Passage shown:
-- start --

BRIEF DESCRIPTION OF THE DRAWINGS
[0012] The accompanying drawings provide a further understanding to
the present disclosure, and are incorporated in and constitute a
part of this specification. The drawings illustrate exemplary
embodiments of the present disclosure and, together with the
description, serve to explain the principles of the present
disclosure.
[0013] FIG. 1 is a schematic diagram of a power supply system
according to an exemplary embodiment of the present disclosure.
[0014] FIG. 2 is a block diagram of a shedding amount assignment
device according to an exemplary embodiment of the present
disclosure.
[0015] FIG. 3 is a flow chart of a shedding amount assignment
method according to an exemplary embodiment of the present
disclosure.
[0016] FIG. 4 a schematic diagram showing a probability model of a
selected user generated based on multiple historical data of
shedding events of the selected user according to an exemplary
embodiment of the present disclosure.
[0017] FIG. 5 is a schematic diagram showing a probability model of
a selected user at a specific shedding time according to an
exemplary embodiment of the present disclosure.
[0018] FIG. 6 is a schematic diagram showing a probability model of
a selected user which is adjusted based on multiple historical data
of historical shedding events of the selected user according to an
exemplary embodiment of the present disclosure.
[0019] FIG. 7 is a schematic diagram showing a complete probability
model of a selected user according to an exemplary embodiment of
the present disclosure, and the complete probability model of a
selected user is generated by interpolating one or more deficiency
portions of the probability model of the selected user.
DESCRIPTION OF THE EXEMPLARY EMBODIMENTS
[0020] Reference will now be made in detail to the exemplary
embodiments of the present disclosure, examples of which are
illustrated in the accompanying drawings. Wherever possible, the
same reference numbers are used in the drawings and the description
to refer to the same or like parts.
[0021] An exemplary embodiment of the present disclosure provides a
shedding amount assignment method and device used by the aggregator
for assigning shedding amounts to users. The shedding amount
assignment method and device assign the most acceptable shedding
amounts to the users based on the participating probabilities which
the users participate in the historical shedding events (i.e.
considering both of historical shedding events and user
preference), and publish the corresponding shedding events to the
users, thus reducing probabilities which the user participate in
and then drop out the shedding events (i.e. withdrawn probabilities
of the user) and the traffic between the aggregator and the users.
The following descriptions illustrate detailed implementations of
the shedding amount assignment method and device.

-- end --

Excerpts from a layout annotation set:
-- start --

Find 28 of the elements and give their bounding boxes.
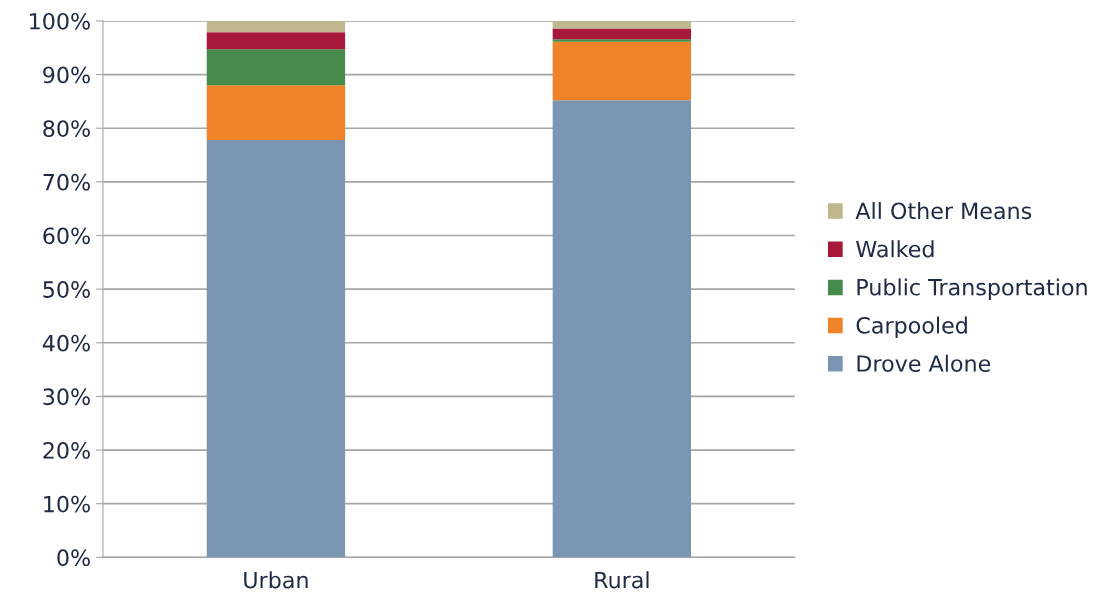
legend-label: Drove Alone [857, 354, 991, 372]
bar [206, 85, 346, 141]
x-tick-label: Urban [244, 571, 308, 589]
bar [552, 20, 692, 29]
y-tick-label: 10% [44, 495, 90, 513]
y-tick-label: 80% [43, 120, 90, 137]
bar [552, 28, 692, 40]
x-tick-label: Rural [595, 571, 649, 589]
bar [552, 41, 692, 101]
legend-label: Public Transportation [857, 278, 1087, 300]
y-tick-label: 50% [43, 281, 90, 298]
bar [206, 140, 346, 558]
bar [206, 49, 346, 86]
y-tick-label: 30% [43, 388, 90, 406]
bar [552, 39, 692, 42]
legend-label: Walked [856, 240, 934, 258]
y-tick-label: 100% [30, 12, 90, 30]
legend-label: Carpooled [856, 316, 967, 339]
bar [206, 20, 346, 33]
bar [206, 32, 346, 50]
legend-label: All Other Means [855, 202, 1032, 220]
y-tick-label: 70% [43, 173, 90, 191]
y-tick-label: 0% [57, 549, 90, 567]
y-tick-label: 60% [43, 227, 90, 245]
y-tick-label: 20% [43, 442, 90, 459]
y-tick-label: 40% [42, 334, 90, 352]
y-tick-label: 90% [43, 66, 90, 84]
bar [552, 100, 692, 558]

-- end --

Task set:
a: Which figures in the patent passage on shedding amount assignment show a probability model of a selected user? List each one by its figure number.
b: In the patent passage on shedding amount assignment, how is the complete probability model of a selected user in FIG. 7 generated?
c: Please write the next part of the patent passage on shedding amount assignment, continuing from its final sentence.

Responses in order:
a: FIG. 4, FIG. 5, FIG. 6, FIG. 7

b: It is generated by interpolating one or more deficiency portions of the probability model of the selected user.

c:
[0022] Referring to FIG. 1, FIG. 1 is a schematic diagram of a
power supply system according to an exemplary embodiment of the
present disclosure. The power supply system 1 comprises a power
supply end 11, an aggregator 12, and multiple users 131 through
135. In the exemplary embodiment, five users are taken as an
example, but the present disclosure does not limit the number of
the users. The aggregator 12 is used to negotiate with the power
supply end 11 and the users 131 through 135 to achieve a demand
amount, and transmits the negotiation result to the power supply
end 11, such that the power supply end 11 can correspondingly
provide power to the users 131 through 135.
[0023] In peak hour, to retard the power usage, the power supply
end 11 transmits a first shedding request to the aggregator 12.
After the aggregator 12 receives the first shedding request, the
aggregator 12 further sends a second shedding request to the users
131 through 135. The users 131 through 135 can response the
aggregator 12 in response to the received second shedding requests
to indicate whether the users 131 through 135 accept and execute
the shedding events of the second shedding requests from the
aggregator 12. The aggregator 12 can further set a response period
for the users 131 through 135, and if the user does not response
the second shedding request in the response period, the aggregator
12 considers the user gives up participating in the shedding
event.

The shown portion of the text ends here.